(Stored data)

*****

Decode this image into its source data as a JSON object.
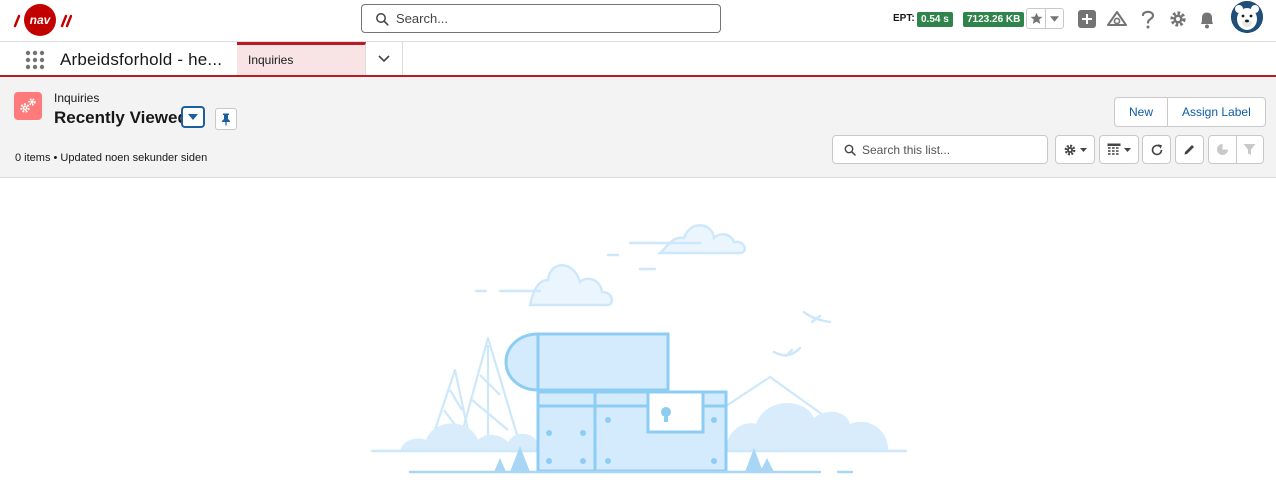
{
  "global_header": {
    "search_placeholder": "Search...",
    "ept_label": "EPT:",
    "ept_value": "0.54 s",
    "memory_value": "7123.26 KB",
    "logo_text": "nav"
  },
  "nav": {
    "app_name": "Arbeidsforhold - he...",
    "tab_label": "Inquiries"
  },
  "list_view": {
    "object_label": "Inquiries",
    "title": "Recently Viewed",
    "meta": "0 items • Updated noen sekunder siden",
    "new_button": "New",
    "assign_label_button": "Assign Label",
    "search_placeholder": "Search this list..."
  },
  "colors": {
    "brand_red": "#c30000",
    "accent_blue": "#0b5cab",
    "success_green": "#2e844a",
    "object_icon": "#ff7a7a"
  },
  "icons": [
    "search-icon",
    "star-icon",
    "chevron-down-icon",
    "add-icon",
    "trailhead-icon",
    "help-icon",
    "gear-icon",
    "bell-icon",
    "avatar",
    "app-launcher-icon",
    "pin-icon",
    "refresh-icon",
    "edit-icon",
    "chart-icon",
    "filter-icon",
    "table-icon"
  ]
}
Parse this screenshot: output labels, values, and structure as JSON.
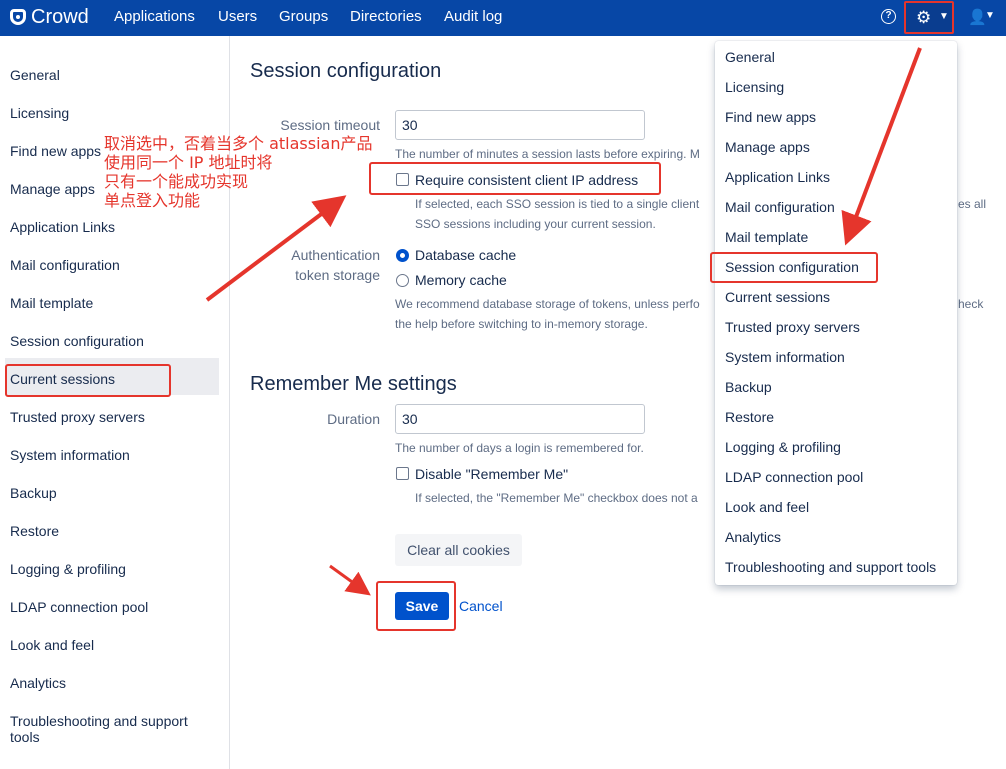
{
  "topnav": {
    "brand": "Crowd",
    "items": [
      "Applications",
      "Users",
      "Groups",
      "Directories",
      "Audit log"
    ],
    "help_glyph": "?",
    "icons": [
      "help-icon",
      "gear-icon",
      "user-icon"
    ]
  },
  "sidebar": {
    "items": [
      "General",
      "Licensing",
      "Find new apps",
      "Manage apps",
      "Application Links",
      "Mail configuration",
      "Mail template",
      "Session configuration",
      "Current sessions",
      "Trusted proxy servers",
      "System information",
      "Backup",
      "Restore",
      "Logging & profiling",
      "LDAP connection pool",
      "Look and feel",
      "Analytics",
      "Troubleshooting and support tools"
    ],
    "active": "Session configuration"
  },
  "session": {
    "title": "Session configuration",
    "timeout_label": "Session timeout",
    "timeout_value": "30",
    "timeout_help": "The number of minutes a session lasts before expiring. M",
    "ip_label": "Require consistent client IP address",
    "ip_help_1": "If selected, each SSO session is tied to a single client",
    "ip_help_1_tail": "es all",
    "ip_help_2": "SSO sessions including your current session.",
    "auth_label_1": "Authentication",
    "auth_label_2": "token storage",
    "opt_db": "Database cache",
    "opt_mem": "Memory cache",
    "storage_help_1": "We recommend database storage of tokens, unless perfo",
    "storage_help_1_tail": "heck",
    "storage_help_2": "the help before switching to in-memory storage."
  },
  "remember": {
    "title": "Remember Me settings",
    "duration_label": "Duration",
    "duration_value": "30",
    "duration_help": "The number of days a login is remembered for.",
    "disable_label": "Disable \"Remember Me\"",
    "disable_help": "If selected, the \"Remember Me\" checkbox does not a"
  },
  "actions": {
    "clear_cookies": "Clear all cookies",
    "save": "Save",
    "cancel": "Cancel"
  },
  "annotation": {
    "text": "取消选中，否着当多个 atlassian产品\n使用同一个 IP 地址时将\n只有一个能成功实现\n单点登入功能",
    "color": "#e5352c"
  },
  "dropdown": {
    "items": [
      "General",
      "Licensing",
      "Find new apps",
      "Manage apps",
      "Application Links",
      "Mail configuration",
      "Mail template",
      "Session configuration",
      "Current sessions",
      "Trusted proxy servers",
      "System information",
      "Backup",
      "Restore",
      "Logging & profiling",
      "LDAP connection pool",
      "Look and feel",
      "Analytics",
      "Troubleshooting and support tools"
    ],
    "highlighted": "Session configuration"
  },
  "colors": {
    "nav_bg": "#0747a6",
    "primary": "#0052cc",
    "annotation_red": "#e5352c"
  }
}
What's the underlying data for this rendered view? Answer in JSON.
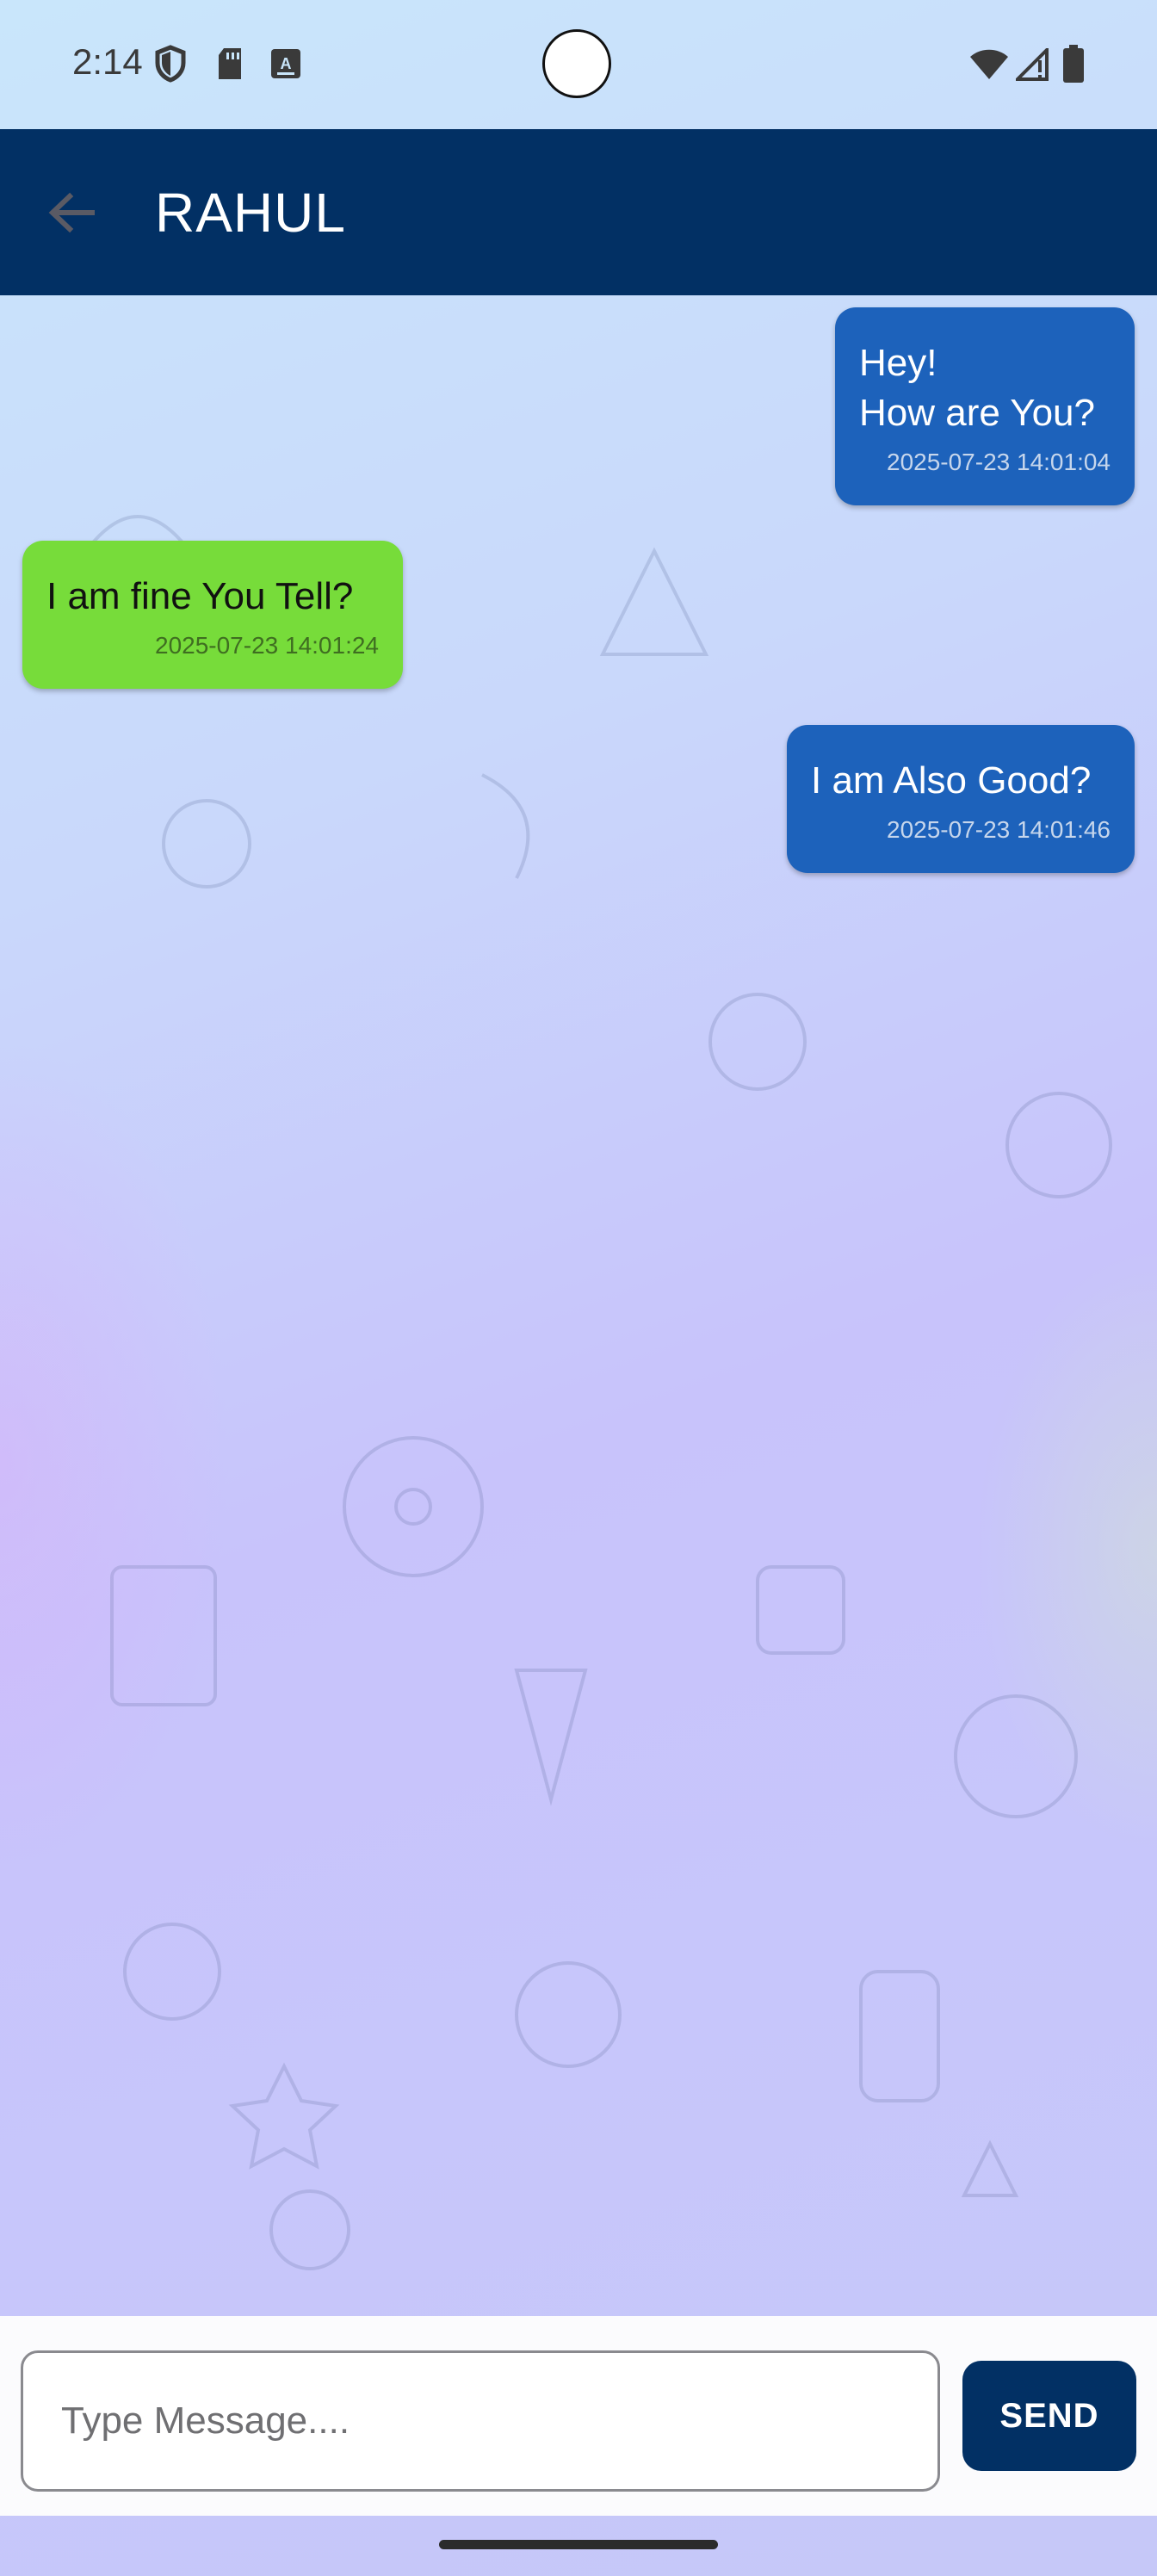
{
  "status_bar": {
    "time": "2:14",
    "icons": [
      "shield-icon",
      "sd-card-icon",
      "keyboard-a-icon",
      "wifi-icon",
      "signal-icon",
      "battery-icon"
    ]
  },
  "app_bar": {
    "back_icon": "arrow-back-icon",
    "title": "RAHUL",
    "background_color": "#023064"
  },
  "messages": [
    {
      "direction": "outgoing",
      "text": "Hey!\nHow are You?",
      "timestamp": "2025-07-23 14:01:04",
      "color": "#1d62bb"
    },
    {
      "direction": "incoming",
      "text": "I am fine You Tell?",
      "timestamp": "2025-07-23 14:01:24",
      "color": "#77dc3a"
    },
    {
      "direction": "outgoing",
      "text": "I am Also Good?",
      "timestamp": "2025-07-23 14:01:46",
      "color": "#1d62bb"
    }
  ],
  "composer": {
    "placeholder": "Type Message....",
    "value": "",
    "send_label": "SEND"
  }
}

*****

**What to work on**
Here the job is to quote the lines from the one with "What's the underlying" through the end of the material, both included, exactly; please skip the pictures.

**Reply to the task**
What's the underlying data for this rendered view? Answer in JSON.
{
  "status_bar": {
    "time": "2:14",
    "icons": [
      "shield-icon",
      "sd-card-icon",
      "keyboard-a-icon",
      "wifi-icon",
      "signal-icon",
      "battery-icon"
    ]
  },
  "app_bar": {
    "back_icon": "arrow-back-icon",
    "title": "RAHUL",
    "background_color": "#023064"
  },
  "messages": [
    {
      "direction": "outgoing",
      "text": "Hey!\nHow are You?",
      "timestamp": "2025-07-23 14:01:04",
      "color": "#1d62bb"
    },
    {
      "direction": "incoming",
      "text": "I am fine You Tell?",
      "timestamp": "2025-07-23 14:01:24",
      "color": "#77dc3a"
    },
    {
      "direction": "outgoing",
      "text": "I am Also Good?",
      "timestamp": "2025-07-23 14:01:46",
      "color": "#1d62bb"
    }
  ],
  "composer": {
    "placeholder": "Type Message....",
    "value": "",
    "send_label": "SEND"
  }
}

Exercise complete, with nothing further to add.